PETUNJUK DAN KETENTUAN | Teruskan catatan perjalanan ke Kawah Domas di bawah ini, dimulai tepat setelah kalimat terakhirnya.

Sejujurnya saya gak tahu batang ini buat apa dan harganya berapa dan saya gak nanya.
Untung ambil foto gak disuruh bayar :D

Setelah halp an hour walk through tropical rainforest (hahaha), akhirnya kami tiba juga di tulisan "Kawah Domas" lagi. Sejauh ini, jalan yang dilalui kalem dan landai-landai saja. Tapi abis ngelewatin gerbang ini, jalannya mulai brutal! Pas berangkat, jalannya turunan semua (Kan ceritanya mau turun ke dalam kawah). Gak ada masalah kecuali ada ruas yang licin jadi harus ekstra hati-hati. Yang agak kocak pas baliknya. Semua orang yang tadinya ngobrol langsung jadi diam seribu bahasa, udah gak sanggup lagi berkata-kata napasnya udah abis buat nanjak.


Setelah melewati turunan yang curam dan agak licin sambil ketar ketir baliknya bakal nanjak, akhirnya sampai juga saya, bapak, ibu, dan Jojo di Kawah Domas.


Kesan pertama yang didapat sesampainya di kawah adalah sumuk dan silau, hahaha. Rasanya kayak lagi di kukus. Kontras banget sama udara dingin di sepanjang halp an hour walk through tropical rainforest. Tapi itu wajar, namanya juga di kawah gunung yang masih aktif. Yang saya harapkan bau belerang malah gak kecium.

Di kawah, orang ramai mengelilingi kubangan air panas(?) dan merendam kakinya di sana. Tapi ada juga kubangan yang gak disentuh karena suhunya terlalu tinggi. Saya sih gak ikut-ikutan. Saya dan Jojo lebih sibuk pengen ngerebus telor di kawah kayak di game Harvest Moon. (Tapi akhirnya gak jadi soalnya kata abangnya rasanya gak enak.)

Hampir di seluruh permukaan kawah ada air yang sedang mendidih sampai keluar plukutuk-plukutuk gitu. (Tapi walau mendidih, suhunya kayaknya gak sampe 100 derajat celcius karena di dataran tinggi tekanannya rendah jadi titik didih didihnya turun, makanya masih bisa dilewatin.) Tinggal airnya seberapa banyak, dan suhunya setinggi apa. Kalo airnya dikit, plukutuknya kecil dan uapnya gak keliatan. Kalo airnya banyak, plukutuknya heboh dan uapnya ngepul-ngepul. Kayak foto di bawah ini.


Atas: Kepulan uap air. Bawah: plukutuk yang heboh.

Jadi, dari pengalaman saya kemarin, ada beberapa tips yang insyaAllah bisa bermanfaat untuk menikmati jalan-jalan ke kawah-kawah di Gunung Tangkuban Perahu:

1 / Pakai sepatu. Atau kalau males pakai sepatu, pakai sendal juga gapapa yang penting nyaman dipakai jalan kaki jauh (jauh = 1 km lebih) di tanah, batu, dan rute yang terjal, licin, dan berliku. Kemarin saya pakai sendal. Sendalnya bole minjem pula, jadinya gak nyaman banget. Saya gak tahu kalo bakal jalan kaki sejauh itu jadi gak bawa sepatu.

DATA HASIL EKSTRAKSI |
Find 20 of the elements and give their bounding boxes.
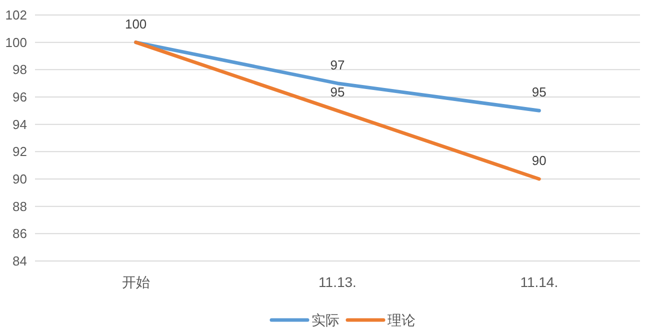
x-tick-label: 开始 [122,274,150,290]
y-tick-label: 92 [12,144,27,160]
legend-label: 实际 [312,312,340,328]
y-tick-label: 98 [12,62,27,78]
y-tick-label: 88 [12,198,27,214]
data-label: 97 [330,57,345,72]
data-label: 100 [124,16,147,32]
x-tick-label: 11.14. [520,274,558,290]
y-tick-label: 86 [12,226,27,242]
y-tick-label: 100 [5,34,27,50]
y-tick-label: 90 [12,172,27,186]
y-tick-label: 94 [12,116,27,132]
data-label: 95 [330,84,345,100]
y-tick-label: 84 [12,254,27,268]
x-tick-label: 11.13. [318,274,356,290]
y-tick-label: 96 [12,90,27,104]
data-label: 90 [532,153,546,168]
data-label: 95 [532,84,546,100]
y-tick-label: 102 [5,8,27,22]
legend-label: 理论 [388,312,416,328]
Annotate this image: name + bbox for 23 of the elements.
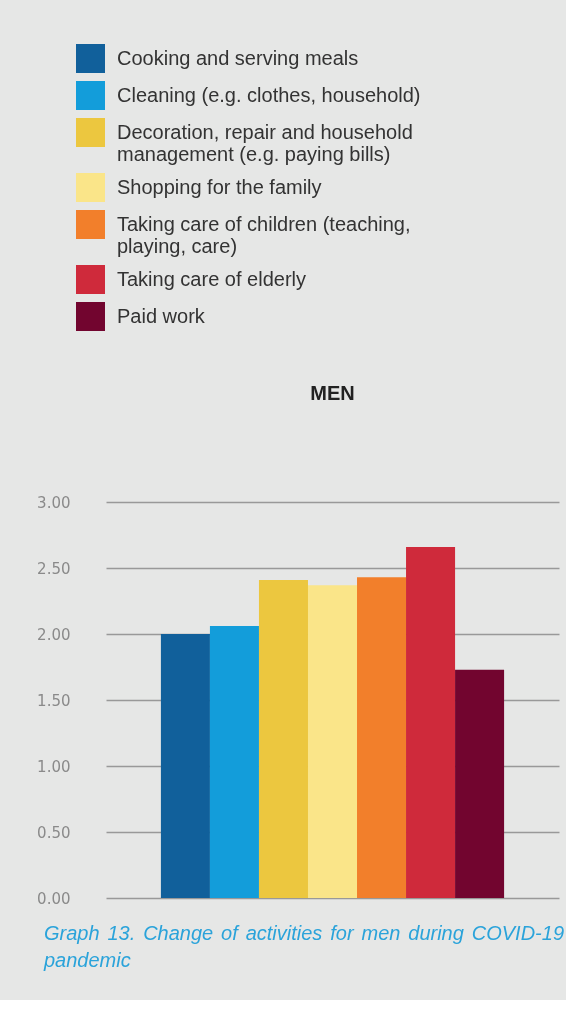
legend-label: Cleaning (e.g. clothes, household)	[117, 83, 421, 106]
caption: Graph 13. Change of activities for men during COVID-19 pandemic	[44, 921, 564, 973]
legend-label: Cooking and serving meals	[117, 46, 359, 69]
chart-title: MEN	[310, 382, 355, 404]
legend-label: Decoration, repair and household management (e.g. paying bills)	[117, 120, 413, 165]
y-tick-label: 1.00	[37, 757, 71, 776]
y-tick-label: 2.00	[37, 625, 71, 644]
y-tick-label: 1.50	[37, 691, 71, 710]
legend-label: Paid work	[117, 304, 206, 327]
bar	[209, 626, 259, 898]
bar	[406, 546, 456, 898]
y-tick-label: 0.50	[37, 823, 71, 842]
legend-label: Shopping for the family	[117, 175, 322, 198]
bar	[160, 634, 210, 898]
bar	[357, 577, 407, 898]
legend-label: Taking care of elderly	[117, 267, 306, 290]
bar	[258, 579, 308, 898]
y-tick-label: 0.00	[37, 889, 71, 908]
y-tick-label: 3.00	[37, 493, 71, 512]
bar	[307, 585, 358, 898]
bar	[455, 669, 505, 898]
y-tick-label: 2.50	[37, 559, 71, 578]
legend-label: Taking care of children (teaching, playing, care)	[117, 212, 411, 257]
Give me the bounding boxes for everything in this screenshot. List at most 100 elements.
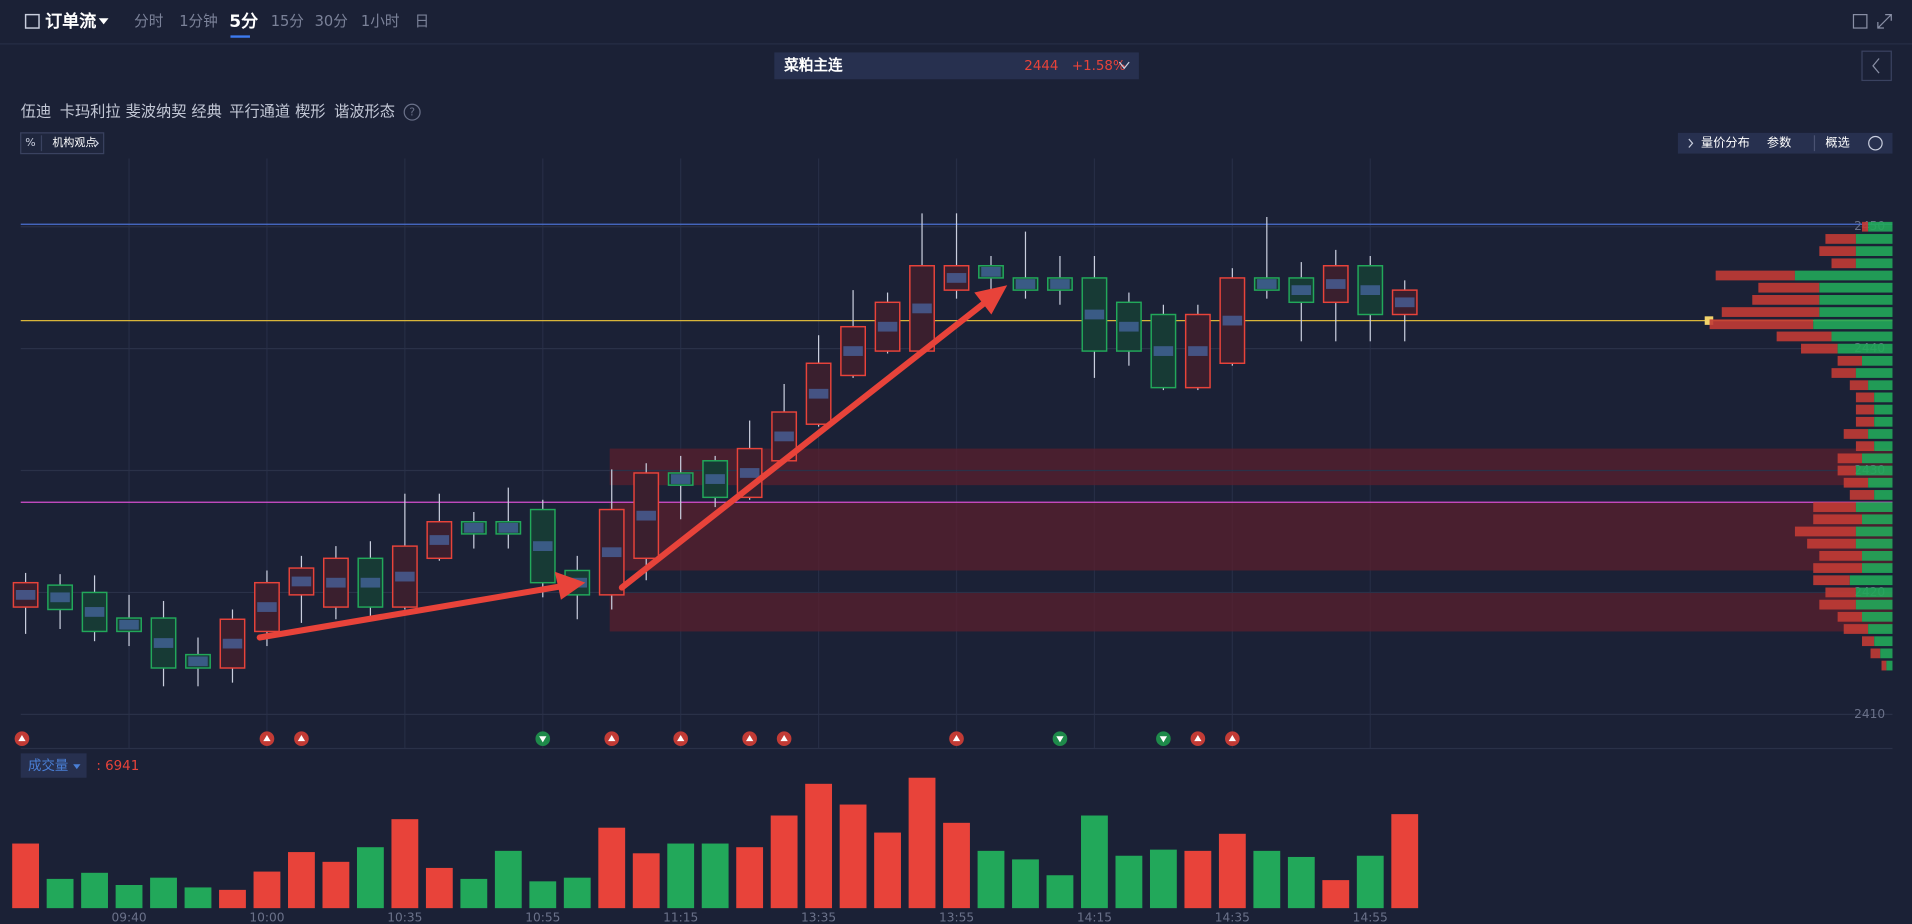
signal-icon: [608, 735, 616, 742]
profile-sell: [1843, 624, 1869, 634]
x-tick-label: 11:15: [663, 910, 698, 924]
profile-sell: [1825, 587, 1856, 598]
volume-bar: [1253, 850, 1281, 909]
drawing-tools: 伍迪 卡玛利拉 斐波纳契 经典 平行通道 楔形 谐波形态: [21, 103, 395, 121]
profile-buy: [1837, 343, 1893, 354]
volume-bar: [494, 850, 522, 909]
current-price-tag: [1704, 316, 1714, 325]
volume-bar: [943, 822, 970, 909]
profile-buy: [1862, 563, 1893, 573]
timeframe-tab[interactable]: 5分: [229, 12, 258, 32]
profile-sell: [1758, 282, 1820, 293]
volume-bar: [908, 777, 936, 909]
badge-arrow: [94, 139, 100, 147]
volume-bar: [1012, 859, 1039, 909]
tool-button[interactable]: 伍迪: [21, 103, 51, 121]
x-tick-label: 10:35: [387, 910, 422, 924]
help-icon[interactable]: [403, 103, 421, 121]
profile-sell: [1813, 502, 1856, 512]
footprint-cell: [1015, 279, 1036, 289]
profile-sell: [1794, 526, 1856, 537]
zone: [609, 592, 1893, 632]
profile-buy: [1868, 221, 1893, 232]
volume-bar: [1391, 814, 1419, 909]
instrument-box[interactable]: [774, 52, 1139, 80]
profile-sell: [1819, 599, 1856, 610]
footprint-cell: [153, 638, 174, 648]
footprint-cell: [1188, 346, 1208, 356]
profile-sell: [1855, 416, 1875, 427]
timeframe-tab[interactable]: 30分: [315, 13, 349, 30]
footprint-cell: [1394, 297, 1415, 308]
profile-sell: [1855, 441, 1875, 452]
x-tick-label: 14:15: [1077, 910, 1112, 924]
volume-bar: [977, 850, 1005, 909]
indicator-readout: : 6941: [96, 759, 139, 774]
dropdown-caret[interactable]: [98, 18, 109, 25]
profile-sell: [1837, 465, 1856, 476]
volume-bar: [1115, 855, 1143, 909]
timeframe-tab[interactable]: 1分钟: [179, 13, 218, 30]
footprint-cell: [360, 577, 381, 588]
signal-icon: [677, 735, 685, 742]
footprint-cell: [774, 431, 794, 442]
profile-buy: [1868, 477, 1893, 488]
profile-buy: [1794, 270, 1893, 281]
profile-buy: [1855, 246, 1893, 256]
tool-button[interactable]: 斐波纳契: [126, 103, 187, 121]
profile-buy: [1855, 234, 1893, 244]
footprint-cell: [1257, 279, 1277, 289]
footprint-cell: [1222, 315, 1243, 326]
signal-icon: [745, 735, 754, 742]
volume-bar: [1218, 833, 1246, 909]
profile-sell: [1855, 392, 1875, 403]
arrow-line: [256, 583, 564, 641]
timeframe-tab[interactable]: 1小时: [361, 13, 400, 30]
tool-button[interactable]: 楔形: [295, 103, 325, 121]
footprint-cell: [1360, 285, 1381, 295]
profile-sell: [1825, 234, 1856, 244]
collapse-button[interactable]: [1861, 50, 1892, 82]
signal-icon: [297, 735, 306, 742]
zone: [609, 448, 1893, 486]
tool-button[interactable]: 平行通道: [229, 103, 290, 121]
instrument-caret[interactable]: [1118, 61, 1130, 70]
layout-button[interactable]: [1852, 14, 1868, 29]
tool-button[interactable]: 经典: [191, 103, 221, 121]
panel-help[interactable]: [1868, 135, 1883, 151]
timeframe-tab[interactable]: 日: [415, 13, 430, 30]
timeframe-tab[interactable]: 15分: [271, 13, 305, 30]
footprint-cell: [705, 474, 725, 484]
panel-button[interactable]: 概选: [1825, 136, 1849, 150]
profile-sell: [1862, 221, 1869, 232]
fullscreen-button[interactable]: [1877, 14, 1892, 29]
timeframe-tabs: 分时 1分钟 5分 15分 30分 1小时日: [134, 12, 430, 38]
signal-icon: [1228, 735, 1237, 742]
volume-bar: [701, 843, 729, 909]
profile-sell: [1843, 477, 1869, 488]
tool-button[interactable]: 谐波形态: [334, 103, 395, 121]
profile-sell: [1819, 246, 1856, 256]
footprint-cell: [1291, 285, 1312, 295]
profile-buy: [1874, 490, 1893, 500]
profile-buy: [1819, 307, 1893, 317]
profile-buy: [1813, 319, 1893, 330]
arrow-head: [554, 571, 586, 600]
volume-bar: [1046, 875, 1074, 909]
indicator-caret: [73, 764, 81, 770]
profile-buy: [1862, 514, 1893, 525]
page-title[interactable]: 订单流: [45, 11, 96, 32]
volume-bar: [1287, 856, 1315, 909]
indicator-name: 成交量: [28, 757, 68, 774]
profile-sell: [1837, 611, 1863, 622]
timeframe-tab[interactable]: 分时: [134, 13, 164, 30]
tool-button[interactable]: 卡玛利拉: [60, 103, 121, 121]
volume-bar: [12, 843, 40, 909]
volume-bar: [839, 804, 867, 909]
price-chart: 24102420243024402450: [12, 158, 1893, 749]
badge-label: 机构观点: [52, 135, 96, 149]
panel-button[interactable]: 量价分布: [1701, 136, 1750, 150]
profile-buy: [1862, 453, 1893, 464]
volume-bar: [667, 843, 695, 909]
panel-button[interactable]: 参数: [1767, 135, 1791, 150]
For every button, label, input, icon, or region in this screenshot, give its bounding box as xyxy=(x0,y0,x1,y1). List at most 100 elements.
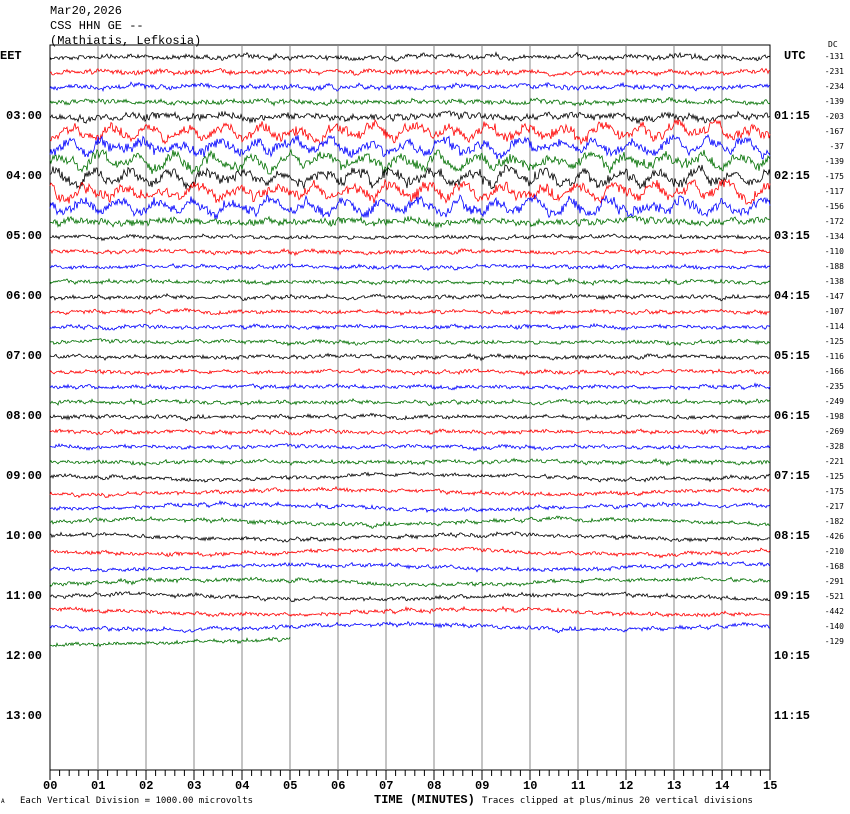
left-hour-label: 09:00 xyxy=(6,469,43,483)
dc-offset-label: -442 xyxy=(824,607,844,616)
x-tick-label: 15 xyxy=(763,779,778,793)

HASIL LATIHAN |
2 / Bawa sunglasses. Tidak ada pepohonan tumbuh di tengah kawah. Alhasil, matahari bisa dengan bebasnya menyinari kawah dan cahayanya dipantulkan lagi oleh permukaan kawah yang warnanya terang itu. Pokoknya silau banget, cahaya di mana-mana *.* Bapak dan Jojo hampir gak bisa melek. Saya gak bisa liat hasil foto saking silaunya... fotonya jadi berantakan =.= Kalo ibu saya kemana-mana bawa cengdem jadi aman.


Day 2

Gedung Sate

Tenang, saya gak akan membahas sejarah Gedung Sate atau keindahan arsitekturnya apalagi bikin foto cliche Gedung Sate tampak depan, karena udah banyak post yang bagus dan lengkap tentang itu (bisa dilihat disini dan disini). Yang akan saya ceritakan adalah bagaimana saya dan ibu saya bisa berfoto berlatar Gedung Sate tampak belakang di hari Minggu pagi, dan tanpa pager ikut-ikutan jadi background.

Minggu pagi, hari kedua jalan-jalan kami, rombongan pecah jadi dua. Bapak dan Jojo sepedahan ke warung bandrek, saya dan ibu gak tahu mau ngapain. Tapi akhirnya kami memutuskan untuk foto di Gedung Sate.

Masalahnya, Gedung Sate itu adalah kantor gubernur, yang gak dibuka untuk umum apalagi hari Minggu, kayak kita gak bisa sesukanya masuk ke istananya Fauzi Bowo di Medan Merdeka Barat atau istana gubernur di seberangnya Benteng Vredeburg di Malioboro. Kalo kata tulisan di pagernya, "Yang tidak berkepentingan dilarang masuk!".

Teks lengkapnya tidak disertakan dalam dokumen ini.